-- WHAT YOU ARE ASKED TO DO --
Copy the lines of each record exactly, omitting the pictures.
--- --- ---
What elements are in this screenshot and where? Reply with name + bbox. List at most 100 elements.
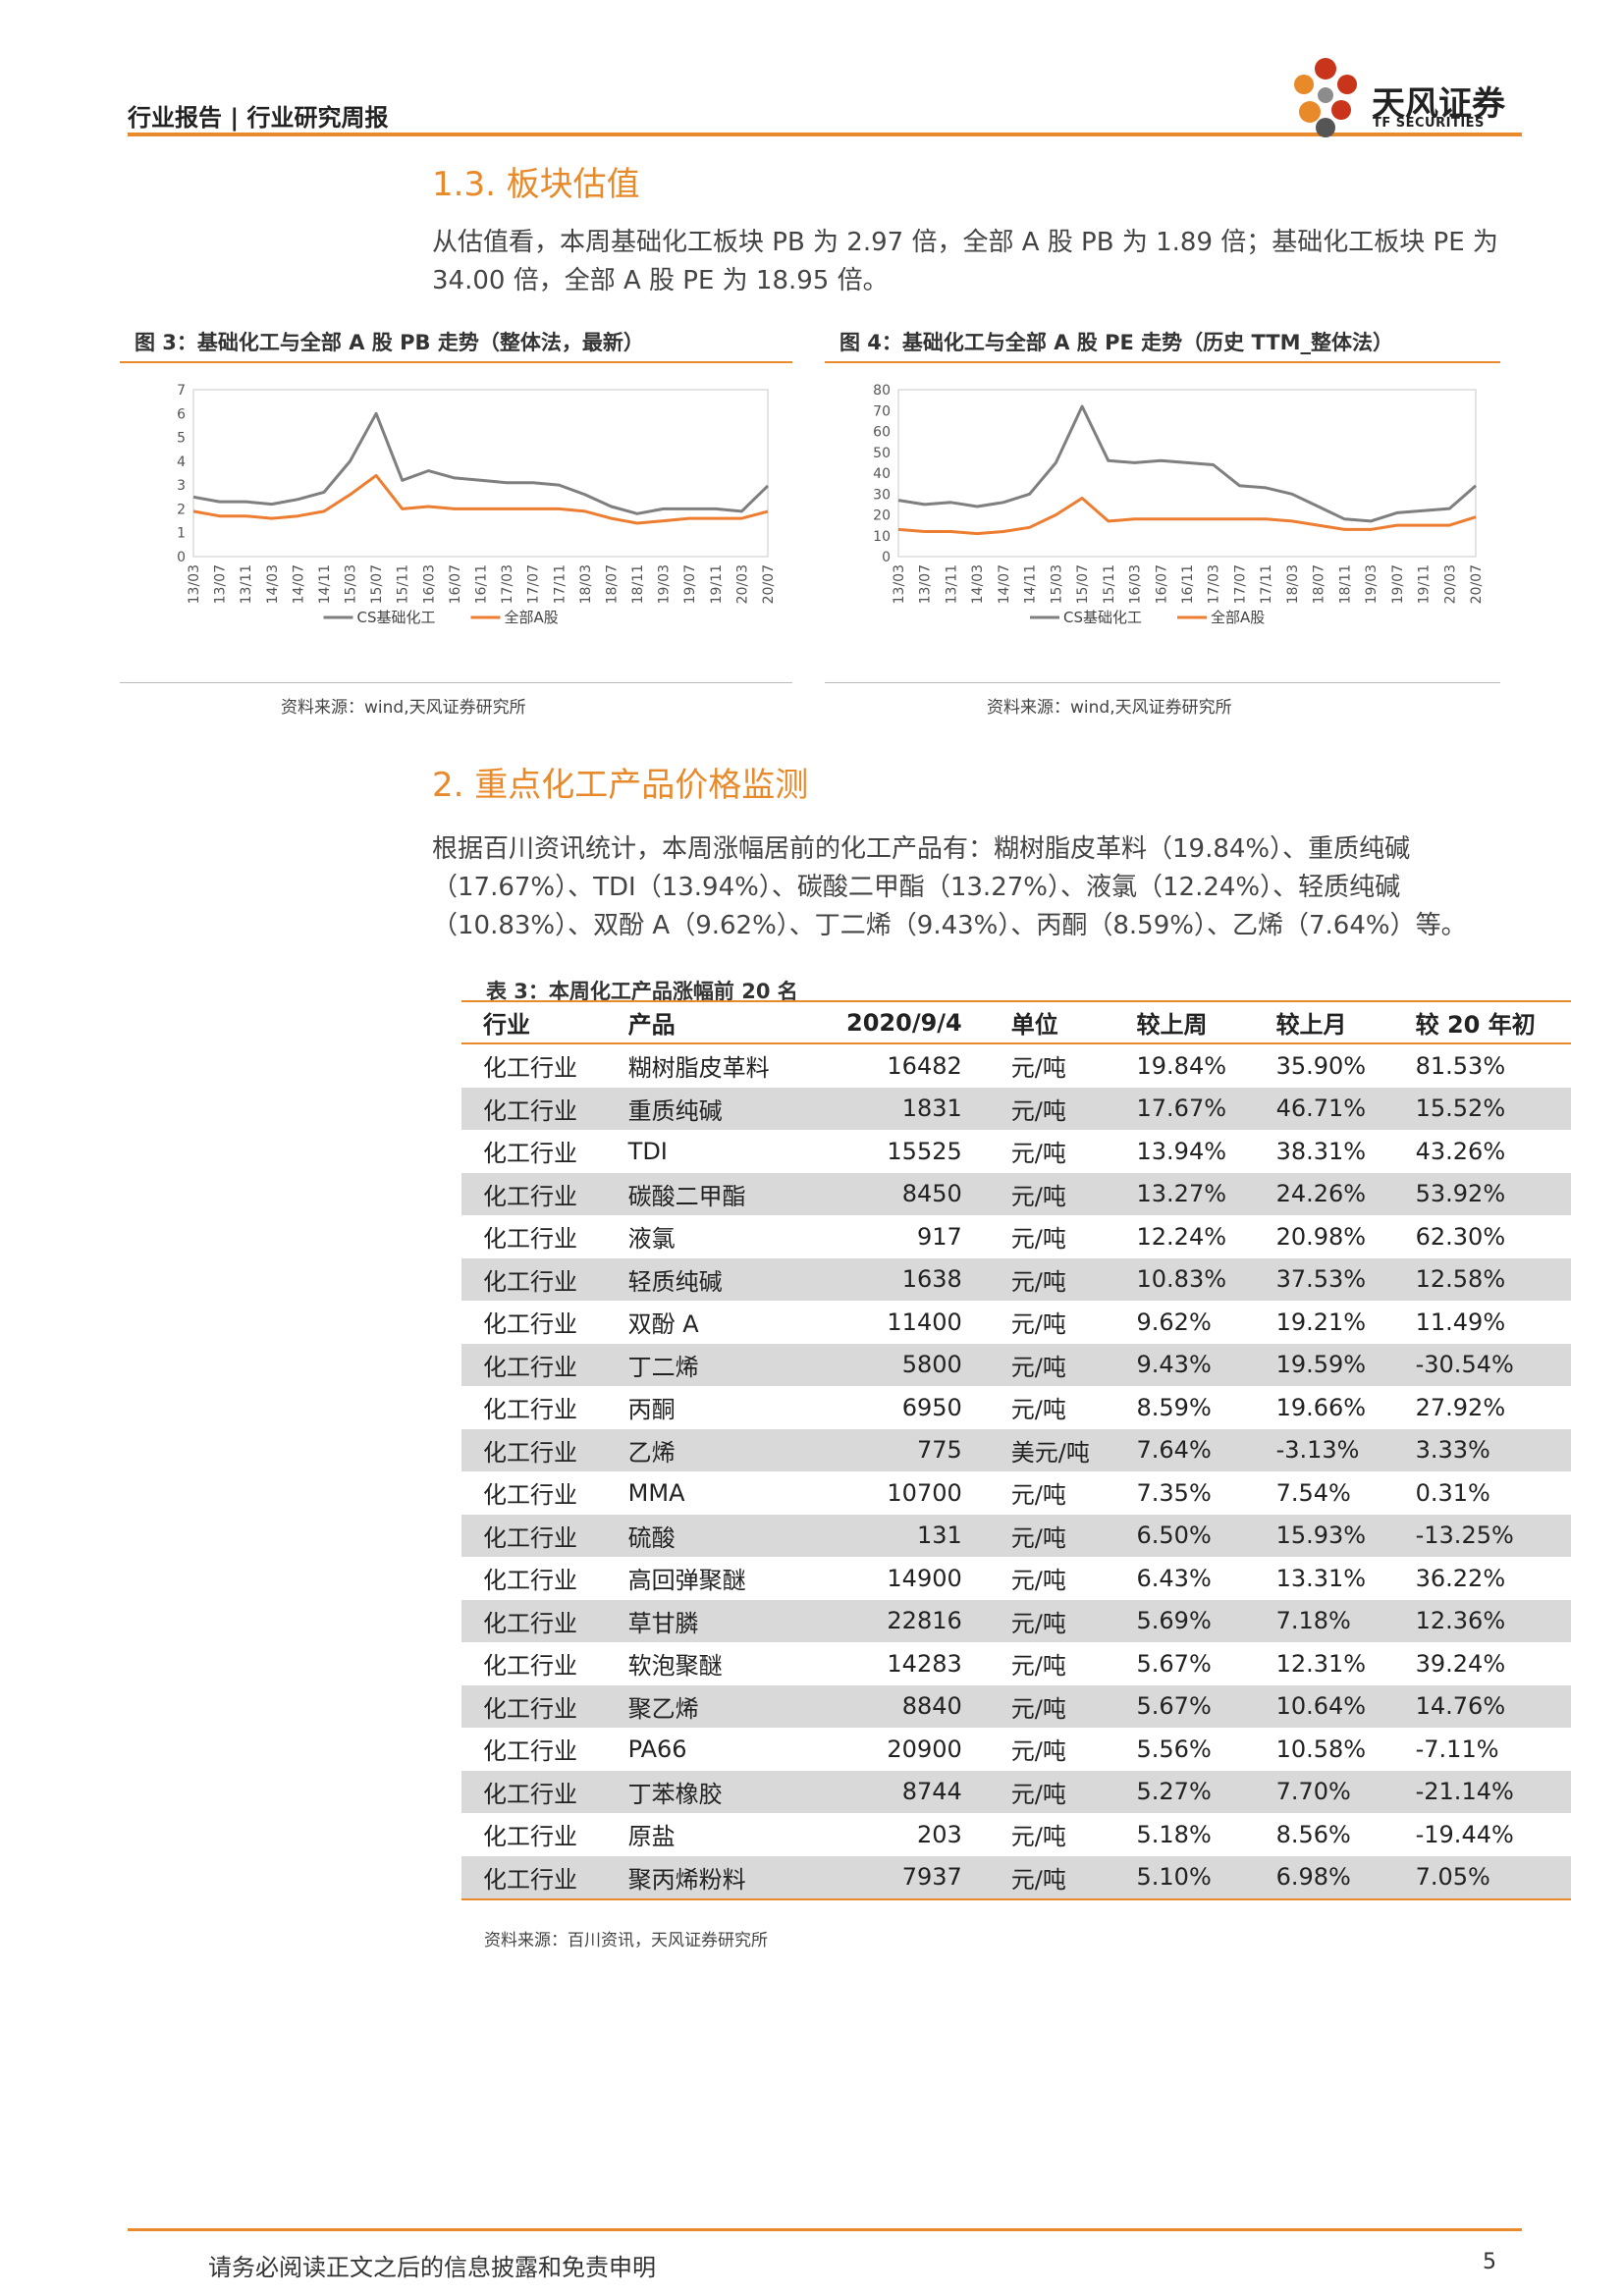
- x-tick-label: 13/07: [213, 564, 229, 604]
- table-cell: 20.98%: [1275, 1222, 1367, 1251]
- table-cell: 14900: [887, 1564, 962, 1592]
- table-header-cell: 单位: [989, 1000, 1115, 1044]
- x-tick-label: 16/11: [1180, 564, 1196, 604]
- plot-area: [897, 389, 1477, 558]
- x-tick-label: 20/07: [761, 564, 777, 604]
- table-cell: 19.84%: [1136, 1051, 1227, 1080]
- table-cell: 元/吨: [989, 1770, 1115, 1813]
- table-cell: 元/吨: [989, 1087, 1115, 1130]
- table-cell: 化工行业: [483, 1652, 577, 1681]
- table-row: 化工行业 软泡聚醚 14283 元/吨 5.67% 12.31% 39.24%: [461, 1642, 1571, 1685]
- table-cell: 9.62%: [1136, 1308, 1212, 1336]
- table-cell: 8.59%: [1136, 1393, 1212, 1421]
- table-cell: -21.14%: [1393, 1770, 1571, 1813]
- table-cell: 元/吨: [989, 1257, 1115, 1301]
--- --- ---
-- COMPLETE RESPONSE --
What elements are in this screenshot and where? Reply with name + bbox. List at most 100 elements.
- x-tick-label: 13/07: [213, 564, 229, 604]
- table-cell: 20.98%: [1275, 1222, 1367, 1251]
- table-cell: 14900: [887, 1564, 962, 1592]
- table-header-cell: 单位: [989, 1000, 1115, 1044]
- x-tick-label: 16/11: [1180, 564, 1196, 604]
- plot-area: [897, 389, 1477, 558]
- x-tick-label: 20/07: [761, 564, 777, 604]
- table-cell: 19.84%: [1136, 1051, 1227, 1080]
- table-cell: 元/吨: [989, 1770, 1115, 1813]
- table-cell: 元/吨: [989, 1087, 1115, 1130]
- table-cell: 化工行业: [483, 1652, 577, 1681]
- table-row: 化工行业 软泡聚醚 14283 元/吨 5.67% 12.31% 39.24%: [461, 1642, 1571, 1685]
- table-cell: 9.62%: [1136, 1308, 1212, 1336]
- table-cell: 8.59%: [1136, 1393, 1212, 1421]
- table-cell: -21.14%: [1393, 1770, 1571, 1813]
- table-cell: 元/吨: [989, 1257, 1115, 1301]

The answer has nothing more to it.